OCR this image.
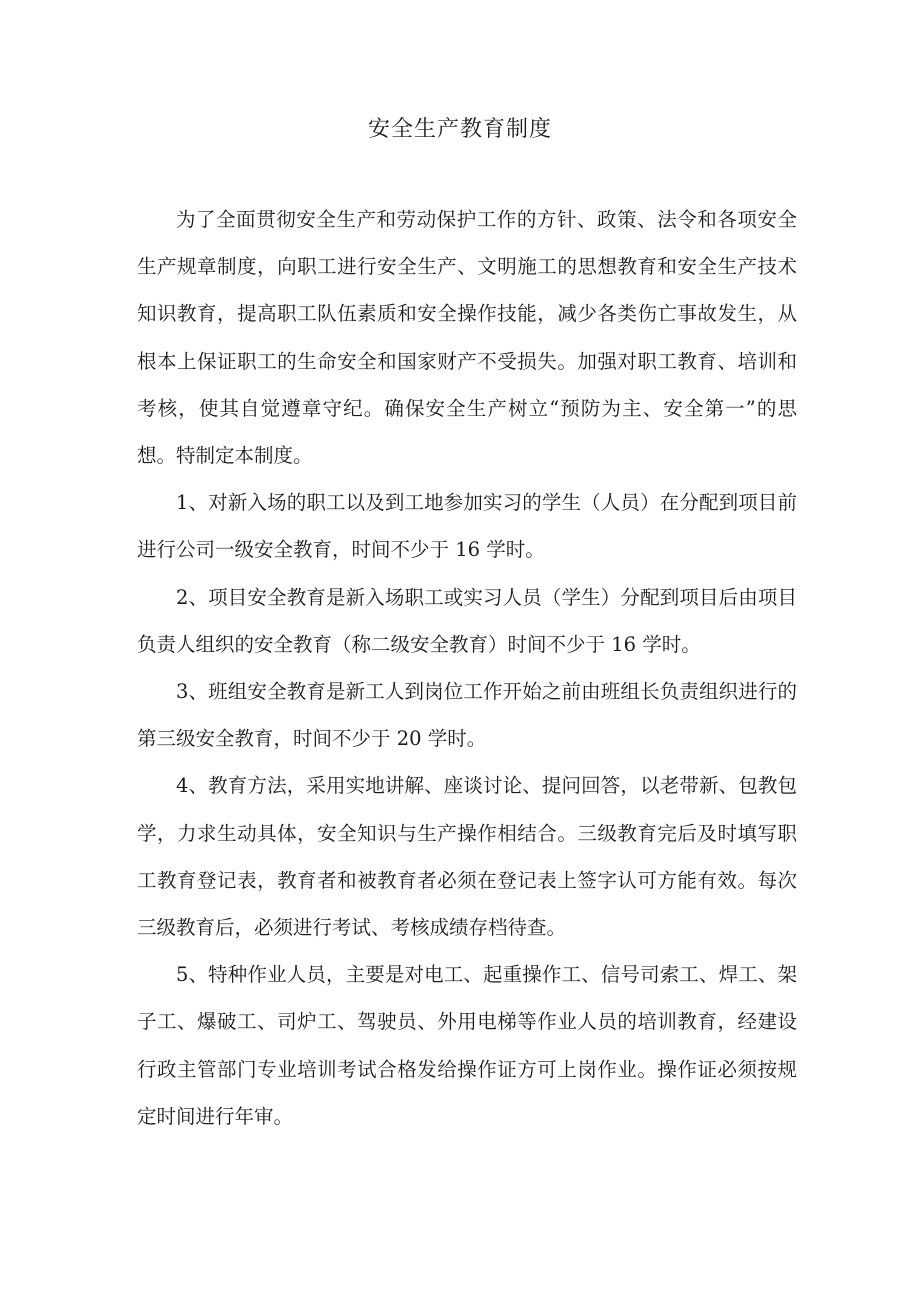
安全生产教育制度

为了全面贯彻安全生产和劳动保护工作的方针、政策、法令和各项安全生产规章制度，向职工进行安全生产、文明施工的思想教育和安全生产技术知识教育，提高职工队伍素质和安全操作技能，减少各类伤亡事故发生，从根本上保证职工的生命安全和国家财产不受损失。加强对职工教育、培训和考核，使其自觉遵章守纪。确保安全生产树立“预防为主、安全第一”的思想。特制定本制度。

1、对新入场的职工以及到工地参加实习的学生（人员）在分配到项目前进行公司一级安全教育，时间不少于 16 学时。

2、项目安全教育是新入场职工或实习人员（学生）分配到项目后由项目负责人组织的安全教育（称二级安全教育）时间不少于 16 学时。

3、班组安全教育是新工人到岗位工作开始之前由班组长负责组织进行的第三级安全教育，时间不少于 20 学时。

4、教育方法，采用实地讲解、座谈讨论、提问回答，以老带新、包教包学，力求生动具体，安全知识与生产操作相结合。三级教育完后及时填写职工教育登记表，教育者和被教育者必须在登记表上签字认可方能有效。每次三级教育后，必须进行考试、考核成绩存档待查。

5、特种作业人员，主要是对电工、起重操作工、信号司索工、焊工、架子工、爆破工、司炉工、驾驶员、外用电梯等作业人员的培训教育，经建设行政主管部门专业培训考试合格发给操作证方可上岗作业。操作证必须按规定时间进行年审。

□ □ □ □ □

**Task directions:**
Return all lines with the word "时间不少于" in them.

**Final result:**
1、对新入场的职工以及到工地参加实习的学生（人员）在分配到项目前进行公司一级安全教育，时间不少于 16 学时。
2、项目安全教育是新入场职工或实习人员（学生）分配到项目后由项目负责人组织的安全教育（称二级安全教育）时间不少于 16 学时。
3、班组安全教育是新工人到岗位工作开始之前由班组长负责组织进行的第三级安全教育，时间不少于 20 学时。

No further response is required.